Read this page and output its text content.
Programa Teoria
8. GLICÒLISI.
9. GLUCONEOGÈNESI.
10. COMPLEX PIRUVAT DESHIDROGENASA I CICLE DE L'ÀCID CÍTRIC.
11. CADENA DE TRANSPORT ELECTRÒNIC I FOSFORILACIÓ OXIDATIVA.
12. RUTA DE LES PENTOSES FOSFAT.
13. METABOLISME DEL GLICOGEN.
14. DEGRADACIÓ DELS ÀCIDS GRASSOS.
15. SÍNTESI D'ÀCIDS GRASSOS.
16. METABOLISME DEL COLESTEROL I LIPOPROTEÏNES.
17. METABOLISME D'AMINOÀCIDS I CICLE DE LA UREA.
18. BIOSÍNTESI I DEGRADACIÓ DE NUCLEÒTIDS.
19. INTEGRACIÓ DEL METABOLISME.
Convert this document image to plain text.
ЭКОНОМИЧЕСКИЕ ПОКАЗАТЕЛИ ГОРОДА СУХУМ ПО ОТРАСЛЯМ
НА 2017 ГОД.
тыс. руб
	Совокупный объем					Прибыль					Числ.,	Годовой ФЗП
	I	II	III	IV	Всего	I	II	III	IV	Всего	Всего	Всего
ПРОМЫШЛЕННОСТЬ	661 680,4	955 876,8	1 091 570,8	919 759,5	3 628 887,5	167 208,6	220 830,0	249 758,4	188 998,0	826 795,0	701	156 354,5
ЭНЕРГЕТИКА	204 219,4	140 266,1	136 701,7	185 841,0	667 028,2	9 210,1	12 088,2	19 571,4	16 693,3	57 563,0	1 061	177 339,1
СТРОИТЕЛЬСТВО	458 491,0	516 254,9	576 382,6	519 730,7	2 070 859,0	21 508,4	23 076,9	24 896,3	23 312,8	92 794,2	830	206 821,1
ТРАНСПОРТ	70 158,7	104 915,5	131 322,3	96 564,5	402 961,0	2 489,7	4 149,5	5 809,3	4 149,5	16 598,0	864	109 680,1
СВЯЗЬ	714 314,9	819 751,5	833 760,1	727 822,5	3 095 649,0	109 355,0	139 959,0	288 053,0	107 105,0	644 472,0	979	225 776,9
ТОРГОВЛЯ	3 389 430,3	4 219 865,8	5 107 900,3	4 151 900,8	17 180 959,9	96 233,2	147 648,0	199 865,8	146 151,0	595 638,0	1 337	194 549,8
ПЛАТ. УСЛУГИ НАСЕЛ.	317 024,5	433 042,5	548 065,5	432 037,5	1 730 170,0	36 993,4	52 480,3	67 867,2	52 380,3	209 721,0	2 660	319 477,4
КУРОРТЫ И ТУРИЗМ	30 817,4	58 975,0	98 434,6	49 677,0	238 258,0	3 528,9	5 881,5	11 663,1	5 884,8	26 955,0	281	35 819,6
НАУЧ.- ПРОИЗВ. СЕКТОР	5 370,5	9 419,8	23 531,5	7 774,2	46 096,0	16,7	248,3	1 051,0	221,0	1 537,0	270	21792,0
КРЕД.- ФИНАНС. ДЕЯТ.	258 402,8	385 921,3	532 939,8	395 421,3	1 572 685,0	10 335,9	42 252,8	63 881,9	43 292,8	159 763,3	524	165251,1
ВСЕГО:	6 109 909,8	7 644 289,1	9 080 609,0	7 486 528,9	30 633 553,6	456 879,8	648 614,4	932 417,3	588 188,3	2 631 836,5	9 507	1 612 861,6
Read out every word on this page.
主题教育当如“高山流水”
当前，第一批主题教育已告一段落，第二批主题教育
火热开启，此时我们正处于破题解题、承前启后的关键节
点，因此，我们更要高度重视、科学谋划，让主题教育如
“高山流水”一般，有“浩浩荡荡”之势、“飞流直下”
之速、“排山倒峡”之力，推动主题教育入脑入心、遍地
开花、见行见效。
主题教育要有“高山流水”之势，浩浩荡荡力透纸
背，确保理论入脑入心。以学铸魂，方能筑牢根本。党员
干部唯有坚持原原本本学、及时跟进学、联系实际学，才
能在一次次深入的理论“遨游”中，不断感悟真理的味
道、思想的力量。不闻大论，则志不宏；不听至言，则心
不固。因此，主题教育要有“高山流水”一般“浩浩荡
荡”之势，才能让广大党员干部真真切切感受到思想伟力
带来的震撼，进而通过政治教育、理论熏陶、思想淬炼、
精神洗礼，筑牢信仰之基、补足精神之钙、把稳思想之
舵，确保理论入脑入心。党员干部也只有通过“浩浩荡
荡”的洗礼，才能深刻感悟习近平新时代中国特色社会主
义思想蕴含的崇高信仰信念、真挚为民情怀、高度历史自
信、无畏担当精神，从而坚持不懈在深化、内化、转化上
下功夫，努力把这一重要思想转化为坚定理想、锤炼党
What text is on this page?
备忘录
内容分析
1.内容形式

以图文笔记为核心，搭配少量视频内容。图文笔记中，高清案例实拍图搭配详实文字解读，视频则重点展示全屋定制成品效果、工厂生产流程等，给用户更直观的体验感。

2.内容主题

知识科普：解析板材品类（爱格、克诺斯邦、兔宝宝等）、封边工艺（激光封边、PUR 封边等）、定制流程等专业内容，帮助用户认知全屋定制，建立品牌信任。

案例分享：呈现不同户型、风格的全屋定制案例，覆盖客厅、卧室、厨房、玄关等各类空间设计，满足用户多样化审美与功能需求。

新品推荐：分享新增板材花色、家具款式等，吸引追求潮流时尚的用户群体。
------------------------
YOUR OBJECTIVE → Exactly reproduce the lines that run from the line with "Read out every word on this page." through the last line of the records, inclusive.

SOLUTION FOR THIS TASK →
Read out every word on this page.
主题教育当如“高山流水”
当前，第一批主题教育已告一段落，第二批主题教育
火热开启，此时我们正处于破题解题、承前启后的关键节
点，因此，我们更要高度重视、科学谋划，让主题教育如
“高山流水”一般，有“浩浩荡荡”之势、“飞流直下”
之速、“排山倒峡”之力，推动主题教育入脑入心、遍地
开花、见行见效。
主题教育要有“高山流水”之势，浩浩荡荡力透纸
背，确保理论入脑入心。以学铸魂，方能筑牢根本。党员
干部唯有坚持原原本本学、及时跟进学、联系实际学，才
能在一次次深入的理论“遨游”中，不断感悟真理的味
道、思想的力量。不闻大论，则志不宏；不听至言，则心
不固。因此，主题教育要有“高山流水”一般“浩浩荡
荡”之势，才能让广大党员干部真真切切感受到思想伟力
带来的震撼，进而通过政治教育、理论熏陶、思想淬炼、
精神洗礼，筑牢信仰之基、补足精神之钙、把稳思想之
舵，确保理论入脑入心。党员干部也只有通过“浩浩荡
荡”的洗礼，才能深刻感悟习近平新时代中国特色社会主
义思想蕴含的崇高信仰信念、真挚为民情怀、高度历史自
信、无畏担当精神，从而坚持不懈在深化、内化、转化上
下功夫，努力把这一重要思想转化为坚定理想、锤炼党
What text is on this page?
备忘录
内容分析
1.内容形式

以图文笔记为核心，搭配少量视频内容。图文笔记中，高清案例实拍图搭配详实文字解读，视频则重点展示全屋定制成品效果、工厂生产流程等，给用户更直观的体验感。

2.内容主题

知识科普：解析板材品类（爱格、克诺斯邦、兔宝宝等）、封边工艺（激光封边、PUR 封边等）、定制流程等专业内容，帮助用户认知全屋定制，建立品牌信任。

案例分享：呈现不同户型、风格的全屋定制案例，覆盖客厅、卧室、厨房、玄关等各类空间设计，满足用户多样化审美与功能需求。

新品推荐：分享新增板材花色、家具款式等，吸引追求潮流时尚的用户群体。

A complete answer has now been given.